▸ **TASK STATEMENT**:
Every line below that contains "marine" is to be copied.

Extracted data entries
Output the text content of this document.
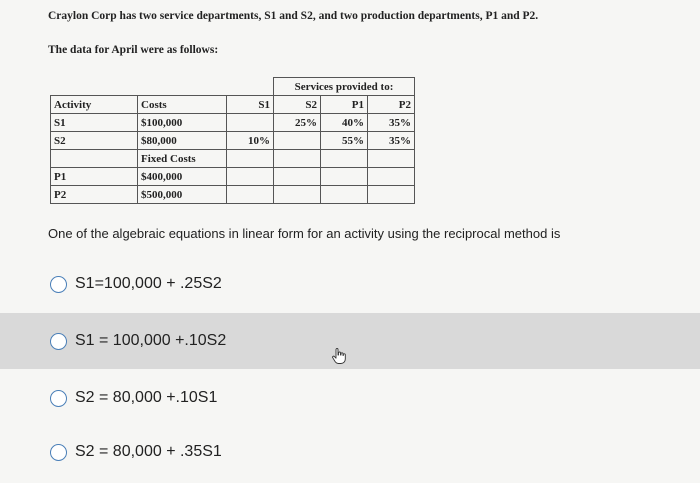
Craylon Corp has two service departments, S1 and S2, and two production departments, P1 and P2.
The data for April were as follows:
			Services provided to:		
Activity	Costs	S1	S2	P1	P2
S1	$100,000		25%	40%	35%
S2	$80,000	10%		55%	35%
	Fixed Costs				
P1	$400,000				
P2	$500,000				
One of the algebraic equations in linear form for an activity using the reciprocal method is
S1=100,000 + .25S2
S1 = 100,000 +.10S2
S2 = 80,000 +.10S1
S2 = 80,000 + .35S1
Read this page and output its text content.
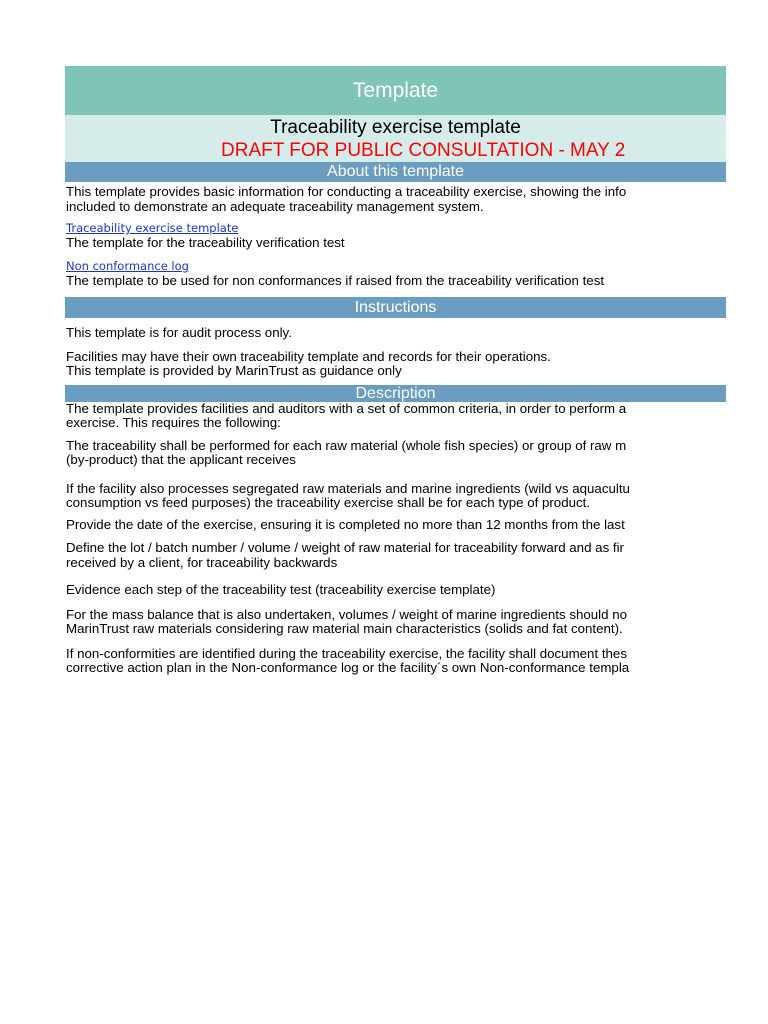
Template
Traceability exercise template
DRAFT FOR PUBLIC CONSULTATION - MAY 2
About this template
This template provides basic information for conducting a traceability exercise, showing the info
included to demonstrate an adequate traceability management system.
Traceability exercise template
The template for the traceability verification test
Non conformance log
The template to be used for non conformances if raised from the traceability verification test
Instructions
This template is for audit process only.
Facilities may have their own traceability template and records for their operations.
This template is provided by MarinTrust as guidance only
Description
The template provides facilities and auditors with a set of common criteria, in order to perform a
exercise. This requires the following:
The traceability shall be performed for each raw material (whole fish species) or group of raw m
(by-product) that the applicant receives
If the facility also processes segregated raw materials and marine ingredients (wild vs aquacultu
consumption vs feed purposes) the traceability exercise shall be for each type of product.
Provide the date of the exercise, ensuring it is completed no more than 12 months from the last
Define the lot / batch number / volume / weight of raw material for traceability forward and as fir
received by a client, for traceability backwards
Evidence each step of the traceability test (traceability exercise template)
For the mass balance that is also undertaken, volumes / weight of marine ingredients should no
MarinTrust raw materials considering raw material main characteristics (solids and fat content).
If non-conformities are identified during the traceability exercise, the facility shall document thes
corrective action plan in the Non-conformance log or the facility´s own Non-conformance templa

▸ **ANSWER TO THIS TASK**:
If the facility also processes segregated raw materials and marine ingredients (wild vs aquacultu
For the mass balance that is also undertaken, volumes / weight of marine ingredients should no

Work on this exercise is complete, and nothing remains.